◆ GIVEN INSTRUCTION: State the number of lines where "componentes" appears. Add nothing else.

|---|

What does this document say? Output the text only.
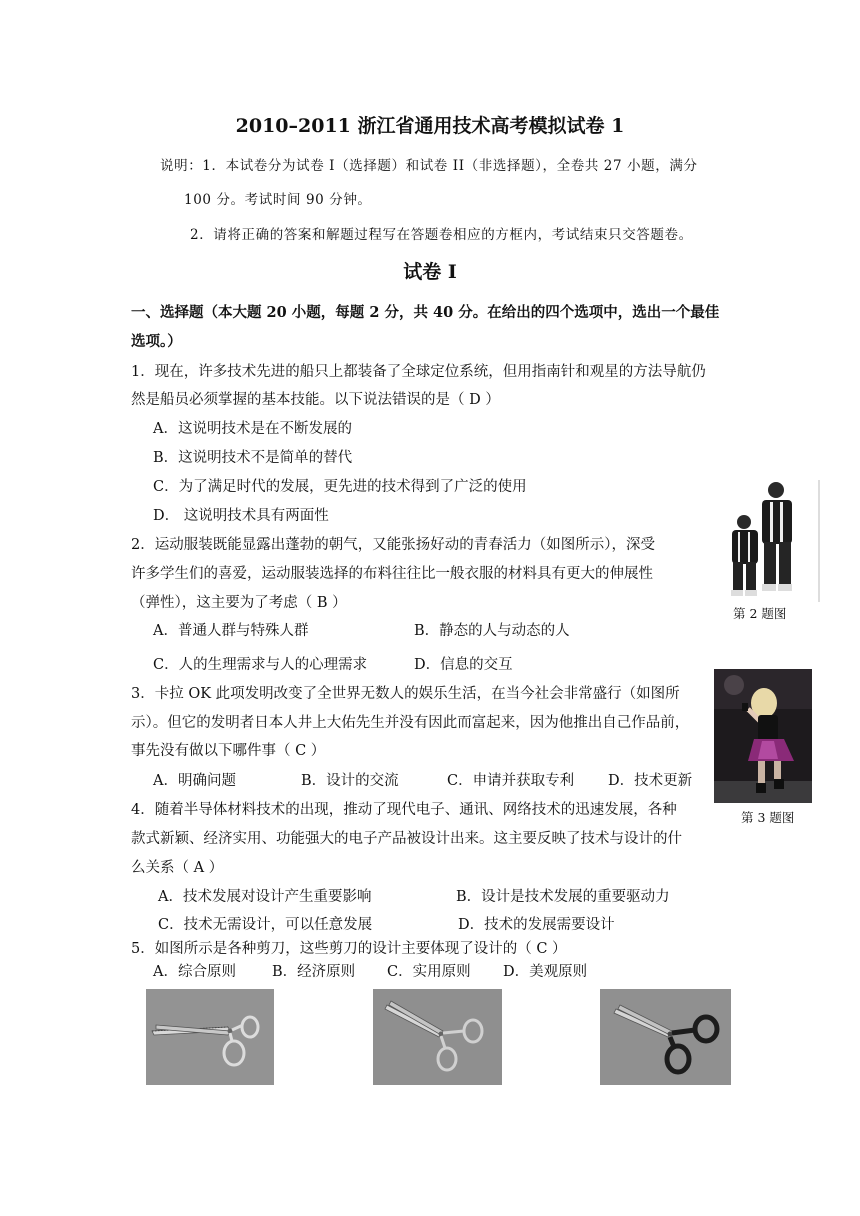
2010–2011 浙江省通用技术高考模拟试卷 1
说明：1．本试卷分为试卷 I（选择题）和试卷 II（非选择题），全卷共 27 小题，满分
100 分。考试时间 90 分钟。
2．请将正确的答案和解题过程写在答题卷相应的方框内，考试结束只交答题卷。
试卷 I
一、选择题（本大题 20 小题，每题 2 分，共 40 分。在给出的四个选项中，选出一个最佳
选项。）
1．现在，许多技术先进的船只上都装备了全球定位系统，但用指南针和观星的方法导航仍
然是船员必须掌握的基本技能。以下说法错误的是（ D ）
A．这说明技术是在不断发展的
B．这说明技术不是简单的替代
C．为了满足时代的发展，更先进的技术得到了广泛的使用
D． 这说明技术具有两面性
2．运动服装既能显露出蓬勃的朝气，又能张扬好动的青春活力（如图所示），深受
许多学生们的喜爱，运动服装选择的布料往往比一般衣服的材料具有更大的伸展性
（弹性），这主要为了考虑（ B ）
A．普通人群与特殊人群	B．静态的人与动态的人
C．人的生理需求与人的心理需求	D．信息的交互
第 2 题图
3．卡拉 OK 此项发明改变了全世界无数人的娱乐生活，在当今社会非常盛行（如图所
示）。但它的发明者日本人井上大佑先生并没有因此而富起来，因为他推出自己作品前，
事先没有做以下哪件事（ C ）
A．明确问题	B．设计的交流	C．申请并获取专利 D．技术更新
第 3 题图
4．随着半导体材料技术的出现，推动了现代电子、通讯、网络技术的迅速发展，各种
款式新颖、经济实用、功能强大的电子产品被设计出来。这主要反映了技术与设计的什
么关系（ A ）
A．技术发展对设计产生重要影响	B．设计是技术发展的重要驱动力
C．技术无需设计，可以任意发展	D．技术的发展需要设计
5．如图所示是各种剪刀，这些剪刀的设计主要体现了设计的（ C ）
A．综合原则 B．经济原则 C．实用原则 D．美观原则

|---|

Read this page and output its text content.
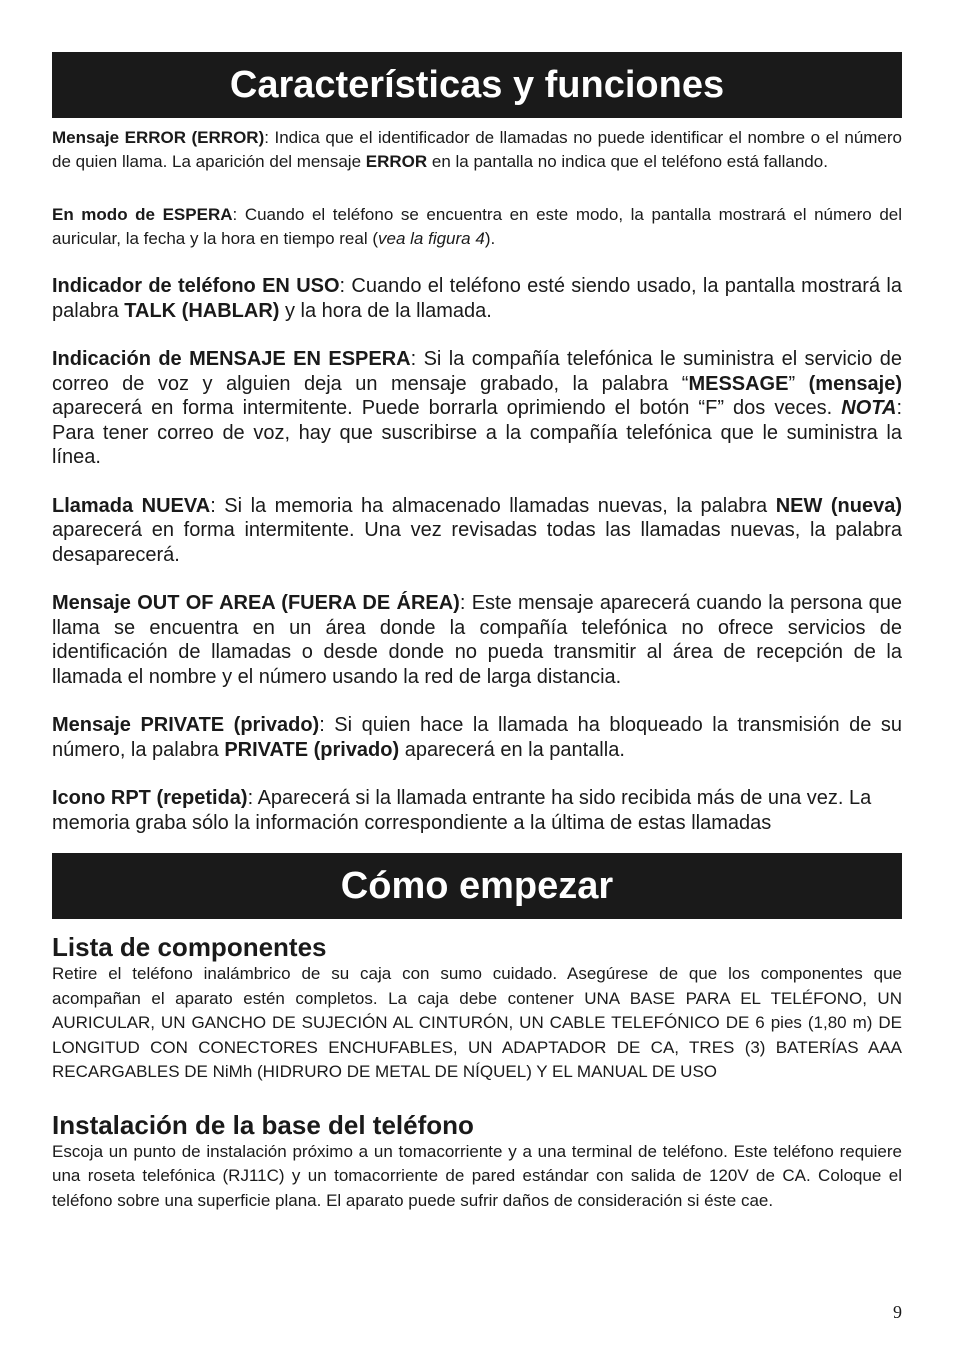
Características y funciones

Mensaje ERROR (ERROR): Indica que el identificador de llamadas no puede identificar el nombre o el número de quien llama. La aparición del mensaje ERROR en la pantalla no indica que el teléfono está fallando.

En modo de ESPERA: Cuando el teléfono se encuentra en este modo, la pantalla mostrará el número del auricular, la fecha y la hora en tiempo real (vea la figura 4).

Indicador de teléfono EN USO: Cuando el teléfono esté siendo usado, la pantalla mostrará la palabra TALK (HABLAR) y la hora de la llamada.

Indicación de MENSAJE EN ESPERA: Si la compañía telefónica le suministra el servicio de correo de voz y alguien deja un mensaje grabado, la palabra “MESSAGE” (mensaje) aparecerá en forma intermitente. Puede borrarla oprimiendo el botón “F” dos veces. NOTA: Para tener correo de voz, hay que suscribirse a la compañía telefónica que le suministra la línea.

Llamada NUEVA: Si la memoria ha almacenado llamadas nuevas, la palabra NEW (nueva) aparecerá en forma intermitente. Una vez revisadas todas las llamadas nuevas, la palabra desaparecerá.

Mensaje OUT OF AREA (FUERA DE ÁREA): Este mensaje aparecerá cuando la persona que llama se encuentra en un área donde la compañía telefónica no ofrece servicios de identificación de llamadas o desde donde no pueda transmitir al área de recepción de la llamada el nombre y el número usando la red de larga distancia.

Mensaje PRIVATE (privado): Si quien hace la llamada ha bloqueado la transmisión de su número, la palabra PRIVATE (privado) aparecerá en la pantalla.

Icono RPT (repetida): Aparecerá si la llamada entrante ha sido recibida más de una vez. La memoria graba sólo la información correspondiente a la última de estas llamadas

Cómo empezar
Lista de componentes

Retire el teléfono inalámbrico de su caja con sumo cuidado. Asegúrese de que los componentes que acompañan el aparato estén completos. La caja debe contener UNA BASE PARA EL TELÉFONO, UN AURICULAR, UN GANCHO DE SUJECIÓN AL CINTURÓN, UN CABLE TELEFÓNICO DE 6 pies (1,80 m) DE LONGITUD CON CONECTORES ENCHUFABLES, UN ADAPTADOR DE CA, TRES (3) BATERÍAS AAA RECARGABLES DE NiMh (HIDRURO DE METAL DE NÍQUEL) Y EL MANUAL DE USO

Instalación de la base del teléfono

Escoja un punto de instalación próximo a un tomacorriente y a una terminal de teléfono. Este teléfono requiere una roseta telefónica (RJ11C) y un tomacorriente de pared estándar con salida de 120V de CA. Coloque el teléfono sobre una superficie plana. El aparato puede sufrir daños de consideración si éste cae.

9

|---|

◆ EXERCISE SOLUTION: 2